■ Task statement:
Pick out the lines below with "SINR" and list them.

■ Exercise materials:
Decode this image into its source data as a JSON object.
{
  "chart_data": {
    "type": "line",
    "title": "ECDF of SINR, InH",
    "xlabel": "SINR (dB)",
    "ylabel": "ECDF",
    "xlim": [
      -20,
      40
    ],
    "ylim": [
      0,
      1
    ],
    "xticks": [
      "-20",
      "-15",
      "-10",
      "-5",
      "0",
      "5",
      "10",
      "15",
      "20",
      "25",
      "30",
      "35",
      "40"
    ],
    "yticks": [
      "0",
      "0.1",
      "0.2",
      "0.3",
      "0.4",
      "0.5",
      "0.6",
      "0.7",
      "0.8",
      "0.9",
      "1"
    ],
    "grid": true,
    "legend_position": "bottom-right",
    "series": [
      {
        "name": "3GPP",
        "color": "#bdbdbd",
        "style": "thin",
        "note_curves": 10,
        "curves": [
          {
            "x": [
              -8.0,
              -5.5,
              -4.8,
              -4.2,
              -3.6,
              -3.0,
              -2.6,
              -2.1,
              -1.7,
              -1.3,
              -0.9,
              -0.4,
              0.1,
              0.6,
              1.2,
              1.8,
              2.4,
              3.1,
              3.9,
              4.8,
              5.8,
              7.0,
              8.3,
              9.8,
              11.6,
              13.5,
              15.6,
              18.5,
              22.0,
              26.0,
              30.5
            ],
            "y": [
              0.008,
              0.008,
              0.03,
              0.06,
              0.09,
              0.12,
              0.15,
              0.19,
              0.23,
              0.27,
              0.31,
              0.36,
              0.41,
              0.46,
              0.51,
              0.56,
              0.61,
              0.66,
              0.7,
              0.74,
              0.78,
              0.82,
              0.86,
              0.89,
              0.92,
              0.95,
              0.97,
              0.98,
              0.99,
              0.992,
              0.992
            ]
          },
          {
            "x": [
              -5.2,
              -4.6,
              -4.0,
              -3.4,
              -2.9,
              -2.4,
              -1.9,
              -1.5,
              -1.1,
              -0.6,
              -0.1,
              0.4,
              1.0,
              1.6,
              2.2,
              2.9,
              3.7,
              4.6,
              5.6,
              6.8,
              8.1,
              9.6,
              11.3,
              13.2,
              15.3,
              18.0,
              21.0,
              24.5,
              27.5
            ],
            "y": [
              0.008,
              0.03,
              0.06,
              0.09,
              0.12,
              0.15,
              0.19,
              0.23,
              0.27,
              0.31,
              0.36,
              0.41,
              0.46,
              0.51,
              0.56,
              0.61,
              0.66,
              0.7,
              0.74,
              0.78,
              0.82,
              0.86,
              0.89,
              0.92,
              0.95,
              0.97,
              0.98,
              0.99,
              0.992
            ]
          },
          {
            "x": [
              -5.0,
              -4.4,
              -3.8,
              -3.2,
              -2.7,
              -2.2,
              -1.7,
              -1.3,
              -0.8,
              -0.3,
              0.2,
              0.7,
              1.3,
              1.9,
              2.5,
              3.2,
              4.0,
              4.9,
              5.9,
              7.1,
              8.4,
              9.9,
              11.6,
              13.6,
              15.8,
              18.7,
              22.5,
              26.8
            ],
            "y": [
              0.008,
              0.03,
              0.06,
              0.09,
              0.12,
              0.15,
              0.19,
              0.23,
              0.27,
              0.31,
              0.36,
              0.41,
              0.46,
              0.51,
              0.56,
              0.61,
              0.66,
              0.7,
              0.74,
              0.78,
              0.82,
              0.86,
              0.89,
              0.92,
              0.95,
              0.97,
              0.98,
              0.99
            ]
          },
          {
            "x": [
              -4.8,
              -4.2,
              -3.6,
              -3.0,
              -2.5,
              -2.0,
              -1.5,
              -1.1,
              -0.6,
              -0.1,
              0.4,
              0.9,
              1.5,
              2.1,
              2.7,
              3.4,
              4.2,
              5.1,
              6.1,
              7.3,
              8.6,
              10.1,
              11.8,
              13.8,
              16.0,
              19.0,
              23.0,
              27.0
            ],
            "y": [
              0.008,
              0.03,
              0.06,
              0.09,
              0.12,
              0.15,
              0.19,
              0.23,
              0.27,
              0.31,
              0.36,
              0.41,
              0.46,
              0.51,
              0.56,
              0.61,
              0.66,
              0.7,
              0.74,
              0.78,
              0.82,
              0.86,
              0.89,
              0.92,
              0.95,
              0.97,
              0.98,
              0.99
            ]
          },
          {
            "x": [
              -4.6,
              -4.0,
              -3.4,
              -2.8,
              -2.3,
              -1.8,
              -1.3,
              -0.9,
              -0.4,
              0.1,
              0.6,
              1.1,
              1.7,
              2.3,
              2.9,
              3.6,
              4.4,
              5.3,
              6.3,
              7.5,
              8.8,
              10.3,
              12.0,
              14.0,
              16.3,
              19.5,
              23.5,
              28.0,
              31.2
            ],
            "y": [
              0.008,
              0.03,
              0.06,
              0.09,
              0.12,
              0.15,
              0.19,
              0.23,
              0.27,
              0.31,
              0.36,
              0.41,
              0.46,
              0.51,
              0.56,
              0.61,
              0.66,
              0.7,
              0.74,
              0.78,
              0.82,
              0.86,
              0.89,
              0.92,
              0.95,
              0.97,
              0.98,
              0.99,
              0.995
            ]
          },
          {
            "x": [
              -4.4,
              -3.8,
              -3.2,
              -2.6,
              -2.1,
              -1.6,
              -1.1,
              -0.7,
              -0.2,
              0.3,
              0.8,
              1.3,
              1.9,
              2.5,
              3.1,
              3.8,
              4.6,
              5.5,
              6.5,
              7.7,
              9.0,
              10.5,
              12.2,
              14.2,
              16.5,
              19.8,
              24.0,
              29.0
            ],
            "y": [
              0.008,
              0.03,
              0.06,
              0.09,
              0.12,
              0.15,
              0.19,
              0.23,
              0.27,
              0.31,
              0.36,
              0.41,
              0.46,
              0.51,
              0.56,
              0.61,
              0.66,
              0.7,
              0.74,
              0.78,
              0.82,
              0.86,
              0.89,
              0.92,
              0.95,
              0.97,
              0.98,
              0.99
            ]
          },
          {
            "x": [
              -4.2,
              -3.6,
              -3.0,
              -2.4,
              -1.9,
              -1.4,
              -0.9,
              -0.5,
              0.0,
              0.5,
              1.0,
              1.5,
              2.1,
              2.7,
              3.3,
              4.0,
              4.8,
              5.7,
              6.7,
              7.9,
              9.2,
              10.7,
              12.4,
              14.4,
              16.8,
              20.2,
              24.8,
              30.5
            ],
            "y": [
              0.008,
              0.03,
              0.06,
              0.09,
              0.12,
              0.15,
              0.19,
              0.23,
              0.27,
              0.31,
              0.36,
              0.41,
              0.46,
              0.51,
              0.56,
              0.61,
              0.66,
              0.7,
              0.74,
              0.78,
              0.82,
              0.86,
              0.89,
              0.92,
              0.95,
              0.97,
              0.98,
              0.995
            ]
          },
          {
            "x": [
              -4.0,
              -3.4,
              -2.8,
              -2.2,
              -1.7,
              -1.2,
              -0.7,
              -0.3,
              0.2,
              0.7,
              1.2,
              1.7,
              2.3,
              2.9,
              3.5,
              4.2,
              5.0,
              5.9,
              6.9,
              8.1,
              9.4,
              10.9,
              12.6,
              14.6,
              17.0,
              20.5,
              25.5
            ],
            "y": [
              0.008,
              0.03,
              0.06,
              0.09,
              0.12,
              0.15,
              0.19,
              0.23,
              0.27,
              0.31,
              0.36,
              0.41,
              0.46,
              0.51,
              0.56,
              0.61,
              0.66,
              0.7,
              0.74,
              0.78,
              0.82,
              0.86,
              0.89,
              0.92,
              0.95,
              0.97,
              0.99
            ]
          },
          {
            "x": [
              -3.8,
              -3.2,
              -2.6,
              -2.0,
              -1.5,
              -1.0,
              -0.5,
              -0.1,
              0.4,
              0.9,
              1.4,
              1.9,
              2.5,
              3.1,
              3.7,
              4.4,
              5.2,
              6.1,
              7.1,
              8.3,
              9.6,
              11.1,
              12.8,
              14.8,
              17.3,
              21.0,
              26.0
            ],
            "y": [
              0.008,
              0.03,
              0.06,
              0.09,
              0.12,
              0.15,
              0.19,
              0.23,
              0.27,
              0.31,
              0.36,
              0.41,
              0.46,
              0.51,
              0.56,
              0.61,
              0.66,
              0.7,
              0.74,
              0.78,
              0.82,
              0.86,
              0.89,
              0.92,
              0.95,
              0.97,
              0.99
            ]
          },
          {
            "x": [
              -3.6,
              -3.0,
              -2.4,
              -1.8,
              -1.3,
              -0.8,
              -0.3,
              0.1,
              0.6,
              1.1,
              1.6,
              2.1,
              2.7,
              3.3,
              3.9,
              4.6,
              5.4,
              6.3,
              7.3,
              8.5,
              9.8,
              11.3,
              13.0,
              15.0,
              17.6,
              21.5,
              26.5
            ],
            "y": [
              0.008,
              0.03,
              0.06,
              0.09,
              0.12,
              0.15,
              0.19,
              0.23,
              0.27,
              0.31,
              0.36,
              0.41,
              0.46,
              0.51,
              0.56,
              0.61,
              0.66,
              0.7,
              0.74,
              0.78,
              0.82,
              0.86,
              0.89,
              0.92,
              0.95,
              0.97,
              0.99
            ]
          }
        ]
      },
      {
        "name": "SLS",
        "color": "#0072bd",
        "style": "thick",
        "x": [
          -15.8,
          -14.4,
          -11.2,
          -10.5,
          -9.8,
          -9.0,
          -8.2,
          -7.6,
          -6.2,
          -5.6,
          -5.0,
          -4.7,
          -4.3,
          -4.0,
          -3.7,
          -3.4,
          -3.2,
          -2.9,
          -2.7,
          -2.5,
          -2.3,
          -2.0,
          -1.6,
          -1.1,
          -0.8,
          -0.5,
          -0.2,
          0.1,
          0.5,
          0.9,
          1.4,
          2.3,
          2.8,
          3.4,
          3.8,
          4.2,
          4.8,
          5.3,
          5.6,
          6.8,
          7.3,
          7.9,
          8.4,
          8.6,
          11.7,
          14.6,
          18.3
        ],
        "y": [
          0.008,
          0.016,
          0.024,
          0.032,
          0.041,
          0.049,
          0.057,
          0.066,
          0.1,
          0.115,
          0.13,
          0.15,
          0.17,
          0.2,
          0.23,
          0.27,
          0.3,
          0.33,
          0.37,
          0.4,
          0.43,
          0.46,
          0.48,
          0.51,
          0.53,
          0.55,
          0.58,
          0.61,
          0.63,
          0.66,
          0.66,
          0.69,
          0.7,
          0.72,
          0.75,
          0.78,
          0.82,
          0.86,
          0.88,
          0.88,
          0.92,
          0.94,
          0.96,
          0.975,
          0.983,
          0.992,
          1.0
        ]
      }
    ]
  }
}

■ Task response:
    "title": "ECDF of SINR, InH",
    "xlabel": "SINR (dB)",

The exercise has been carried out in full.